Task requirements -
Could you output every record below exactly, leaving out the pictures?

#####

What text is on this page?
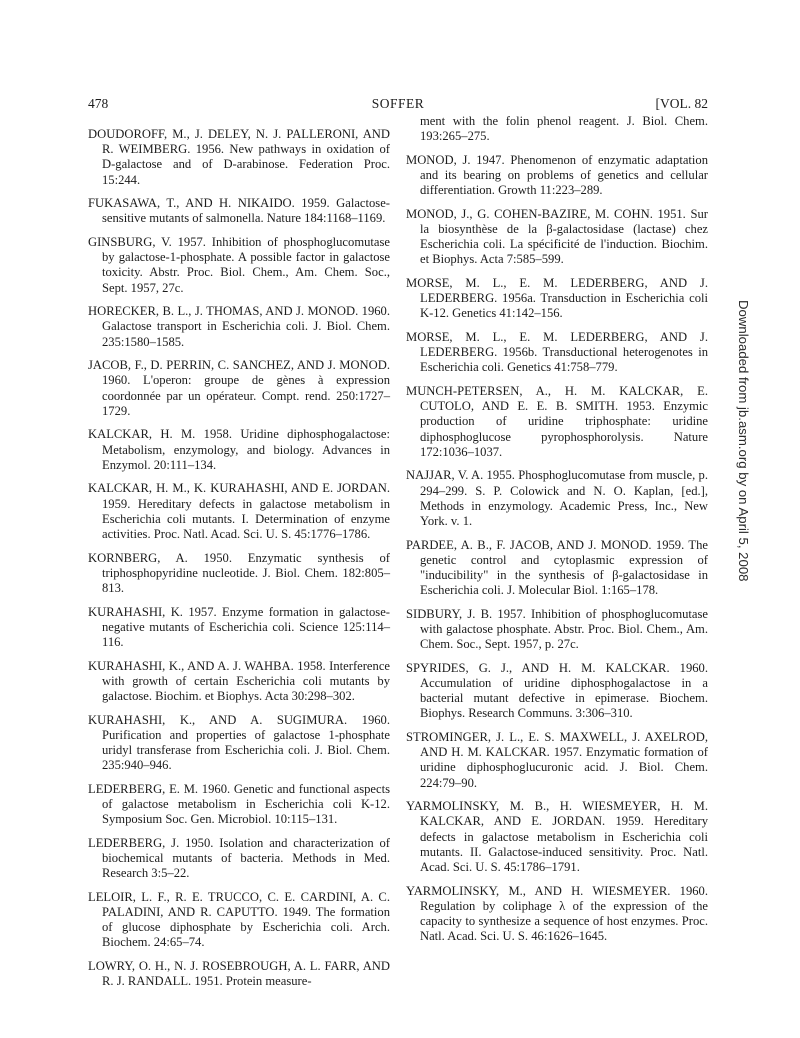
478	SOFFER	[VOL. 82

DOUDOROFF, M., J. DELEY, N. J. PALLERONI, AND R. WEIMBERG. 1956. New pathways in oxidation of D-galactose and of D-arabinose. Federation Proc. 15:244.

FUKASAWA, T., AND H. NIKAIDO. 1959. Galactose-sensitive mutants of salmonella. Nature 184:1168–1169.

GINSBURG, V. 1957. Inhibition of phosphoglucomutase by galactose-1-phosphate. A possible factor in galactose toxicity. Abstr. Proc. Biol. Chem., Am. Chem. Soc., Sept. 1957, 27c.

HORECKER, B. L., J. THOMAS, AND J. MONOD. 1960. Galactose transport in Escherichia coli. J. Biol. Chem. 235:1580–1585.

JACOB, F., D. PERRIN, C. SANCHEZ, AND J. MONOD. 1960. L'operon: groupe de gènes à expression coordonnée par un opérateur. Compt. rend. 250:1727–1729.

KALCKAR, H. M. 1958. Uridine diphosphogalactose: Metabolism, enzymology, and biology. Advances in Enzymol. 20:111–134.

KALCKAR, H. M., K. KURAHASHI, AND E. JORDAN. 1959. Hereditary defects in galactose metabolism in Escherichia coli mutants. I. Determination of enzyme activities. Proc. Natl. Acad. Sci. U. S. 45:1776–1786.

KORNBERG, A. 1950. Enzymatic synthesis of triphosphopyridine nucleotide. J. Biol. Chem. 182:805–813.

KURAHASHI, K. 1957. Enzyme formation in galactose-negative mutants of Escherichia coli. Science 125:114–116.

KURAHASHI, K., AND A. J. WAHBA. 1958. Interference with growth of certain Escherichia coli mutants by galactose. Biochim. et Biophys. Acta 30:298–302.

KURAHASHI, K., AND A. SUGIMURA. 1960. Purification and properties of galactose 1-phosphate uridyl transferase from Escherichia coli. J. Biol. Chem. 235:940–946.

LEDERBERG, E. M. 1960. Genetic and functional aspects of galactose metabolism in Escherichia coli K-12. Symposium Soc. Gen. Microbiol. 10:115–131.

LEDERBERG, J. 1950. Isolation and characterization of biochemical mutants of bacteria. Methods in Med. Research 3:5–22.

LELOIR, L. F., R. E. TRUCCO, C. E. CARDINI, A. C. PALADINI, AND R. CAPUTTO. 1949. The formation of glucose diphosphate by Escherichia coli. Arch. Biochem. 24:65–74.

LOWRY, O. H., N. J. ROSEBROUGH, A. L. FARR, AND R. J. RANDALL. 1951. Protein measure-

ment with the folin phenol reagent. J. Biol. Chem. 193:265–275.

MONOD, J. 1947. Phenomenon of enzymatic adaptation and its bearing on problems of genetics and cellular differentiation. Growth 11:223–289.

MONOD, J., G. COHEN-BAZIRE, M. COHN. 1951. Sur la biosynthèse de la β-galactosidase (lactase) chez Escherichia coli. La spécificité de l'induction. Biochim. et Biophys. Acta 7:585–599.

MORSE, M. L., E. M. LEDERBERG, AND J. LEDERBERG. 1956a. Transduction in Escherichia coli K-12. Genetics 41:142–156.

MORSE, M. L., E. M. LEDERBERG, AND J. LEDERBERG. 1956b. Transductional heterogenotes in Escherichia coli. Genetics 41:758–779.

MUNCH-PETERSEN, A., H. M. KALCKAR, E. CUTOLO, AND E. E. B. SMITH. 1953. Enzymic production of uridine triphosphate: uridine diphosphoglucose pyrophosphorolysis. Nature 172:1036–1037.

NAJJAR, V. A. 1955. Phosphoglucomutase from muscle, p. 294–299. S. P. Colowick and N. O. Kaplan, [ed.], Methods in enzymology. Academic Press, Inc., New York. v. 1.

PARDEE, A. B., F. JACOB, AND J. MONOD. 1959. The genetic control and cytoplasmic expression of "inducibility" in the synthesis of β-galactosidase in Escherichia coli. J. Molecular Biol. 1:165–178.

SIDBURY, J. B. 1957. Inhibition of phosphoglucomutase with galactose phosphate. Abstr. Proc. Biol. Chem., Am. Chem. Soc., Sept. 1957, p. 27c.

SPYRIDES, G. J., AND H. M. KALCKAR. 1960. Accumulation of uridine diphosphogalactose in a bacterial mutant defective in epimerase. Biochem. Biophys. Research Communs. 3:306–310.

STROMINGER, J. L., E. S. MAXWELL, J. AXELROD, AND H. M. KALCKAR. 1957. Enzymatic formation of uridine diphosphoglucuronic acid. J. Biol. Chem. 224:79–90.

YARMOLINSKY, M. B., H. WIESMEYER, H. M. KALCKAR, AND E. JORDAN. 1959. Hereditary defects in galactose metabolism in Escherichia coli mutants. II. Galactose-induced sensitivity. Proc. Natl. Acad. Sci. U. S. 45:1786–1791.

YARMOLINSKY, M., AND H. WIESMEYER. 1960. Regulation by coliphage λ of the expression of the capacity to synthesize a sequence of host enzymes. Proc. Natl. Acad. Sci. U. S. 46:1626–1645.

Downloaded from jb.asm.org by on April 5, 2008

#####

Exercise response -
What text is on this page?
478	SOFFER	[VOL. 82

DOUDOROFF, M., J. DELEY, N. J. PALLERONI, AND R. WEIMBERG. 1956. New pathways in oxidation of D-galactose and of D-arabinose. Federation Proc. 15:244.

FUKASAWA, T., AND H. NIKAIDO. 1959. Galactose-sensitive mutants of salmonella. Nature 184:1168–1169.

GINSBURG, V. 1957. Inhibition of phosphoglucomutase by galactose-1-phosphate. A possible factor in galactose toxicity. Abstr. Proc. Biol. Chem., Am. Chem. Soc., Sept. 1957, 27c.

HORECKER, B. L., J. THOMAS, AND J. MONOD. 1960. Galactose transport in Escherichia coli. J. Biol. Chem. 235:1580–1585.

JACOB, F., D. PERRIN, C. SANCHEZ, AND J. MONOD. 1960. L'operon: groupe de gènes à expression coordonnée par un opérateur. Compt. rend. 250:1727–1729.

KALCKAR, H. M. 1958. Uridine diphosphogalactose: Metabolism, enzymology, and biology. Advances in Enzymol. 20:111–134.

KALCKAR, H. M., K. KURAHASHI, AND E. JORDAN. 1959. Hereditary defects in galactose metabolism in Escherichia coli mutants. I. Determination of enzyme activities. Proc. Natl. Acad. Sci. U. S. 45:1776–1786.

KORNBERG, A. 1950. Enzymatic synthesis of triphosphopyridine nucleotide. J. Biol. Chem. 182:805–813.

KURAHASHI, K. 1957. Enzyme formation in galactose-negative mutants of Escherichia coli. Science 125:114–116.

KURAHASHI, K., AND A. J. WAHBA. 1958. Interference with growth of certain Escherichia coli mutants by galactose. Biochim. et Biophys. Acta 30:298–302.

KURAHASHI, K., AND A. SUGIMURA. 1960. Purification and properties of galactose 1-phosphate uridyl transferase from Escherichia coli. J. Biol. Chem. 235:940–946.

LEDERBERG, E. M. 1960. Genetic and functional aspects of galactose metabolism in Escherichia coli K-12. Symposium Soc. Gen. Microbiol. 10:115–131.

LEDERBERG, J. 1950. Isolation and characterization of biochemical mutants of bacteria. Methods in Med. Research 3:5–22.

LELOIR, L. F., R. E. TRUCCO, C. E. CARDINI, A. C. PALADINI, AND R. CAPUTTO. 1949. The formation of glucose diphosphate by Escherichia coli. Arch. Biochem. 24:65–74.

LOWRY, O. H., N. J. ROSEBROUGH, A. L. FARR, AND R. J. RANDALL. 1951. Protein measure-

ment with the folin phenol reagent. J. Biol. Chem. 193:265–275.

MONOD, J. 1947. Phenomenon of enzymatic adaptation and its bearing on problems of genetics and cellular differentiation. Growth 11:223–289.

MONOD, J., G. COHEN-BAZIRE, M. COHN. 1951. Sur la biosynthèse de la β-galactosidase (lactase) chez Escherichia coli. La spécificité de l'induction. Biochim. et Biophys. Acta 7:585–599.

MORSE, M. L., E. M. LEDERBERG, AND J. LEDERBERG. 1956a. Transduction in Escherichia coli K-12. Genetics 41:142–156.

MORSE, M. L., E. M. LEDERBERG, AND J. LEDERBERG. 1956b. Transductional heterogenotes in Escherichia coli. Genetics 41:758–779.

MUNCH-PETERSEN, A., H. M. KALCKAR, E. CUTOLO, AND E. E. B. SMITH. 1953. Enzymic production of uridine triphosphate: uridine diphosphoglucose pyrophosphorolysis. Nature 172:1036–1037.

NAJJAR, V. A. 1955. Phosphoglucomutase from muscle, p. 294–299. S. P. Colowick and N. O. Kaplan, [ed.], Methods in enzymology. Academic Press, Inc., New York. v. 1.

PARDEE, A. B., F. JACOB, AND J. MONOD. 1959. The genetic control and cytoplasmic expression of "inducibility" in the synthesis of β-galactosidase in Escherichia coli. J. Molecular Biol. 1:165–178.

SIDBURY, J. B. 1957. Inhibition of phosphoglucomutase with galactose phosphate. Abstr. Proc. Biol. Chem., Am. Chem. Soc., Sept. 1957, p. 27c.

SPYRIDES, G. J., AND H. M. KALCKAR. 1960. Accumulation of uridine diphosphogalactose in a bacterial mutant defective in epimerase. Biochem. Biophys. Research Communs. 3:306–310.

STROMINGER, J. L., E. S. MAXWELL, J. AXELROD, AND H. M. KALCKAR. 1957. Enzymatic formation of uridine diphosphoglucuronic acid. J. Biol. Chem. 224:79–90.

YARMOLINSKY, M. B., H. WIESMEYER, H. M. KALCKAR, AND E. JORDAN. 1959. Hereditary defects in galactose metabolism in Escherichia coli mutants. II. Galactose-induced sensitivity. Proc. Natl. Acad. Sci. U. S. 45:1786–1791.

YARMOLINSKY, M., AND H. WIESMEYER. 1960. Regulation by coliphage λ of the expression of the capacity to synthesize a sequence of host enzymes. Proc. Natl. Acad. Sci. U. S. 46:1626–1645.

Downloaded from jb.asm.org by on April 5, 2008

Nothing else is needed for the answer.